--- START OF SUPPLIED RECORDS ---
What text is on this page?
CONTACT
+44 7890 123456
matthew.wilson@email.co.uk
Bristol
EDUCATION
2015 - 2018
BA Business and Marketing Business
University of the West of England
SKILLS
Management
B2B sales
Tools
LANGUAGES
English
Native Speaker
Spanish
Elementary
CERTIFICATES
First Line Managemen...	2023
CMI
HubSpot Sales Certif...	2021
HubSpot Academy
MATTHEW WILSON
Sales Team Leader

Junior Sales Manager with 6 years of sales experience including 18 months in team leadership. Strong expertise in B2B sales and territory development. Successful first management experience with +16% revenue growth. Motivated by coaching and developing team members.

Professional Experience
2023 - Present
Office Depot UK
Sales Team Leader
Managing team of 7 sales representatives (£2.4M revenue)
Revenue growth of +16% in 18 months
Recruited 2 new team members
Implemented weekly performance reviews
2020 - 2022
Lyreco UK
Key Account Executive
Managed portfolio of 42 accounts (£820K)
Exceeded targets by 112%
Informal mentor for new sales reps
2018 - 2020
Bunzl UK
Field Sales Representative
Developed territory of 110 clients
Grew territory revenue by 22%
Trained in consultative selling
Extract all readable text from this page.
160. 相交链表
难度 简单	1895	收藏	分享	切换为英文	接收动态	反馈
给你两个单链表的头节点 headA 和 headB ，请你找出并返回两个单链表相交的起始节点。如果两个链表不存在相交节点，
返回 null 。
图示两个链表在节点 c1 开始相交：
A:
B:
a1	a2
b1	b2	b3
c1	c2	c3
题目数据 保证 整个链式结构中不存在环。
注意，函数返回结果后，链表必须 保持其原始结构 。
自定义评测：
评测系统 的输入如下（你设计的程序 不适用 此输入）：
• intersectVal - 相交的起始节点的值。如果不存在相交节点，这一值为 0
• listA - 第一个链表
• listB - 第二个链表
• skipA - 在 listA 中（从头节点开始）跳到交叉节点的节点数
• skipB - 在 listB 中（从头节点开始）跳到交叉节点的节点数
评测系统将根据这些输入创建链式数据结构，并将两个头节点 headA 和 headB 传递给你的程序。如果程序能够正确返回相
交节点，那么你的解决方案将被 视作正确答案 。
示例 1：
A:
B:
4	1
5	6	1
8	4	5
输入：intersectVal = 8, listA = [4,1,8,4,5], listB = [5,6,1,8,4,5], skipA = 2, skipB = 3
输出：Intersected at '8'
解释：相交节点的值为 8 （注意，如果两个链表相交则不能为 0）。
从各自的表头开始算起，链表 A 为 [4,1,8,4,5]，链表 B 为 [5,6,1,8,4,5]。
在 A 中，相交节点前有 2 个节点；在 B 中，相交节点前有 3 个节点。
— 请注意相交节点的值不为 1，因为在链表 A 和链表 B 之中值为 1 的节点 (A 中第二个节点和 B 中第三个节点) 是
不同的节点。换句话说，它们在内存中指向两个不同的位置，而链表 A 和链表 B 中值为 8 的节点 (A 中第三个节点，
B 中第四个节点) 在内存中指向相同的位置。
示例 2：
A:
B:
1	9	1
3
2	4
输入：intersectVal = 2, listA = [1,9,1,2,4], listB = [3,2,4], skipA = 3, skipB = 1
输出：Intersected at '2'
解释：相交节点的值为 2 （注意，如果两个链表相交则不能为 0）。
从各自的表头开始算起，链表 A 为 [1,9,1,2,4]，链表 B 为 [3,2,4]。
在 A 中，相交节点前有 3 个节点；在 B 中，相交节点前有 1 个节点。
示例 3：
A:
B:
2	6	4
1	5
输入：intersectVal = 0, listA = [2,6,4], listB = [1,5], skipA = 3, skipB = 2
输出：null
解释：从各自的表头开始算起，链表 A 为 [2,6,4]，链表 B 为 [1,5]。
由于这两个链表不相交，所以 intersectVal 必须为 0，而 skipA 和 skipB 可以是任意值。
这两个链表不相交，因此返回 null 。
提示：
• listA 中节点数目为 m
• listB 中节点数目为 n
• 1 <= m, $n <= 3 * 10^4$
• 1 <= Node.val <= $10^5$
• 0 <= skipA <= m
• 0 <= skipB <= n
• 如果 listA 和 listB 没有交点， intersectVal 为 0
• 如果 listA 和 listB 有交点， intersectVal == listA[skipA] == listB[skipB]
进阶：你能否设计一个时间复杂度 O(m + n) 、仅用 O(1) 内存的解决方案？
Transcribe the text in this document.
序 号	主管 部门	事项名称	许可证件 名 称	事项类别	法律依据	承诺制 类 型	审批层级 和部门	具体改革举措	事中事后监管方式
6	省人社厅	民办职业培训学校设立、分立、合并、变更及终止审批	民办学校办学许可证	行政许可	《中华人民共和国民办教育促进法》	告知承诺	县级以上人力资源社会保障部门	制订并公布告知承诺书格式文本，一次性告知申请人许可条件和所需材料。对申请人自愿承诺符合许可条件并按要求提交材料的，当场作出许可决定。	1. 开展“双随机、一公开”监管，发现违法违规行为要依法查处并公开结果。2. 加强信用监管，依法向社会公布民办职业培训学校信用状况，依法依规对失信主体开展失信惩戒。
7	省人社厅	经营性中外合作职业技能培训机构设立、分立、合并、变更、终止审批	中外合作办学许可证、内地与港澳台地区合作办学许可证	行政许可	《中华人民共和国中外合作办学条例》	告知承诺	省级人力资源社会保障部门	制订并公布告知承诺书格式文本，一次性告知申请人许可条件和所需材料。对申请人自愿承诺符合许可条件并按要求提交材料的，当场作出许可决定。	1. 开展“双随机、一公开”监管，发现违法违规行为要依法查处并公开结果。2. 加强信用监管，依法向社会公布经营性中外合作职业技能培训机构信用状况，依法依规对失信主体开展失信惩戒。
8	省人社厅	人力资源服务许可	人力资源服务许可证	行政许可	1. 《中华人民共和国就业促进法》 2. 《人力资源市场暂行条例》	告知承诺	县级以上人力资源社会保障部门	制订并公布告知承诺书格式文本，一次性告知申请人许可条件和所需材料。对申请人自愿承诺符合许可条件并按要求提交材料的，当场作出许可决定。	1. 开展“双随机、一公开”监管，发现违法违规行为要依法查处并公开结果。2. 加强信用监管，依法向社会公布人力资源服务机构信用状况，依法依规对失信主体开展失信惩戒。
--- END OF SUPPLIED RECORDS ---
→ GOAL OF THE EXERCISE
Write out the material exactly as given.

→ OUTPUT OF THE EXERCISE
What text is on this page?
CONTACT
+44 7890 123456
matthew.wilson@email.co.uk
Bristol
EDUCATION
2015 - 2018
BA Business and Marketing Business
University of the West of England
SKILLS
Management
B2B sales
Tools
LANGUAGES
English
Native Speaker
Spanish
Elementary
CERTIFICATES
First Line Managemen...	2023
CMI
HubSpot Sales Certif...	2021
HubSpot Academy
MATTHEW WILSON
Sales Team Leader

Junior Sales Manager with 6 years of sales experience including 18 months in team leadership. Strong expertise in B2B sales and territory development. Successful first management experience with +16% revenue growth. Motivated by coaching and developing team members.

Professional Experience
2023 - Present
Office Depot UK
Sales Team Leader
Managing team of 7 sales representatives (£2.4M revenue)
Revenue growth of +16% in 18 months
Recruited 2 new team members
Implemented weekly performance reviews
2020 - 2022
Lyreco UK
Key Account Executive
Managed portfolio of 42 accounts (£820K)
Exceeded targets by 112%
Informal mentor for new sales reps
2018 - 2020
Bunzl UK
Field Sales Representative
Developed territory of 110 clients
Grew territory revenue by 22%
Trained in consultative selling
Extract all readable text from this page.
160. 相交链表
难度 简单	1895	收藏	分享	切换为英文	接收动态	反馈
给你两个单链表的头节点 headA 和 headB ，请你找出并返回两个单链表相交的起始节点。如果两个链表不存在相交节点，
返回 null 。
图示两个链表在节点 c1 开始相交：
A:
B:
a1	a2
b1	b2	b3
c1	c2	c3
题目数据 保证 整个链式结构中不存在环。
注意，函数返回结果后，链表必须 保持其原始结构 。
自定义评测：
评测系统 的输入如下（你设计的程序 不适用 此输入）：
• intersectVal - 相交的起始节点的值。如果不存在相交节点，这一值为 0
• listA - 第一个链表
• listB - 第二个链表
• skipA - 在 listA 中（从头节点开始）跳到交叉节点的节点数
• skipB - 在 listB 中（从头节点开始）跳到交叉节点的节点数
评测系统将根据这些输入创建链式数据结构，并将两个头节点 headA 和 headB 传递给你的程序。如果程序能够正确返回相
交节点，那么你的解决方案将被 视作正确答案 。
示例 1：
A:
B:
4	1
5	6	1
8	4	5
输入：intersectVal = 8, listA = [4,1,8,4,5], listB = [5,6,1,8,4,5], skipA = 2, skipB = 3
输出：Intersected at '8'
解释：相交节点的值为 8 （注意，如果两个链表相交则不能为 0）。
从各自的表头开始算起，链表 A 为 [4,1,8,4,5]，链表 B 为 [5,6,1,8,4,5]。
在 A 中，相交节点前有 2 个节点；在 B 中，相交节点前有 3 个节点。
— 请注意相交节点的值不为 1，因为在链表 A 和链表 B 之中值为 1 的节点 (A 中第二个节点和 B 中第三个节点) 是
不同的节点。换句话说，它们在内存中指向两个不同的位置，而链表 A 和链表 B 中值为 8 的节点 (A 中第三个节点，
B 中第四个节点) 在内存中指向相同的位置。
示例 2：
A:
B:
1	9	1
3
2	4
输入：intersectVal = 2, listA = [1,9,1,2,4], listB = [3,2,4], skipA = 3, skipB = 1
输出：Intersected at '2'
解释：相交节点的值为 2 （注意，如果两个链表相交则不能为 0）。
从各自的表头开始算起，链表 A 为 [1,9,1,2,4]，链表 B 为 [3,2,4]。
在 A 中，相交节点前有 3 个节点；在 B 中，相交节点前有 1 个节点。
示例 3：
A:
B:
2	6	4
1	5
输入：intersectVal = 0, listA = [2,6,4], listB = [1,5], skipA = 3, skipB = 2
输出：null
解释：从各自的表头开始算起，链表 A 为 [2,6,4]，链表 B 为 [1,5]。
由于这两个链表不相交，所以 intersectVal 必须为 0，而 skipA 和 skipB 可以是任意值。
这两个链表不相交，因此返回 null 。
提示：
• listA 中节点数目为 m
• listB 中节点数目为 n
• 1 <= m, $n <= 3 * 10^4$
• 1 <= Node.val <= $10^5$
• 0 <= skipA <= m
• 0 <= skipB <= n
• 如果 listA 和 listB 没有交点， intersectVal 为 0
• 如果 listA 和 listB 有交点， intersectVal == listA[skipA] == listB[skipB]
进阶：你能否设计一个时间复杂度 O(m + n) 、仅用 O(1) 内存的解决方案？
Transcribe the text in this document.
序 号	主管 部门	事项名称	许可证件 名 称	事项类别	法律依据	承诺制 类 型	审批层级 和部门	具体改革举措	事中事后监管方式
6	省人社厅	民办职业培训学校设立、分立、合并、变更及终止审批	民办学校办学许可证	行政许可	《中华人民共和国民办教育促进法》	告知承诺	县级以上人力资源社会保障部门	制订并公布告知承诺书格式文本，一次性告知申请人许可条件和所需材料。对申请人自愿承诺符合许可条件并按要求提交材料的，当场作出许可决定。	1. 开展“双随机、一公开”监管，发现违法违规行为要依法查处并公开结果。2. 加强信用监管，依法向社会公布民办职业培训学校信用状况，依法依规对失信主体开展失信惩戒。
7	省人社厅	经营性中外合作职业技能培训机构设立、分立、合并、变更、终止审批	中外合作办学许可证、内地与港澳台地区合作办学许可证	行政许可	《中华人民共和国中外合作办学条例》	告知承诺	省级人力资源社会保障部门	制订并公布告知承诺书格式文本，一次性告知申请人许可条件和所需材料。对申请人自愿承诺符合许可条件并按要求提交材料的，当场作出许可决定。	1. 开展“双随机、一公开”监管，发现违法违规行为要依法查处并公开结果。2. 加强信用监管，依法向社会公布经营性中外合作职业技能培训机构信用状况，依法依规对失信主体开展失信惩戒。
8	省人社厅	人力资源服务许可	人力资源服务许可证	行政许可	1. 《中华人民共和国就业促进法》 2. 《人力资源市场暂行条例》	告知承诺	县级以上人力资源社会保障部门	制订并公布告知承诺书格式文本，一次性告知申请人许可条件和所需材料。对申请人自愿承诺符合许可条件并按要求提交材料的，当场作出许可决定。	1. 开展“双随机、一公开”监管，发现违法违规行为要依法查处并公开结果。2. 加强信用监管，依法向社会公布人力资源服务机构信用状况，依法依规对失信主体开展失信惩戒。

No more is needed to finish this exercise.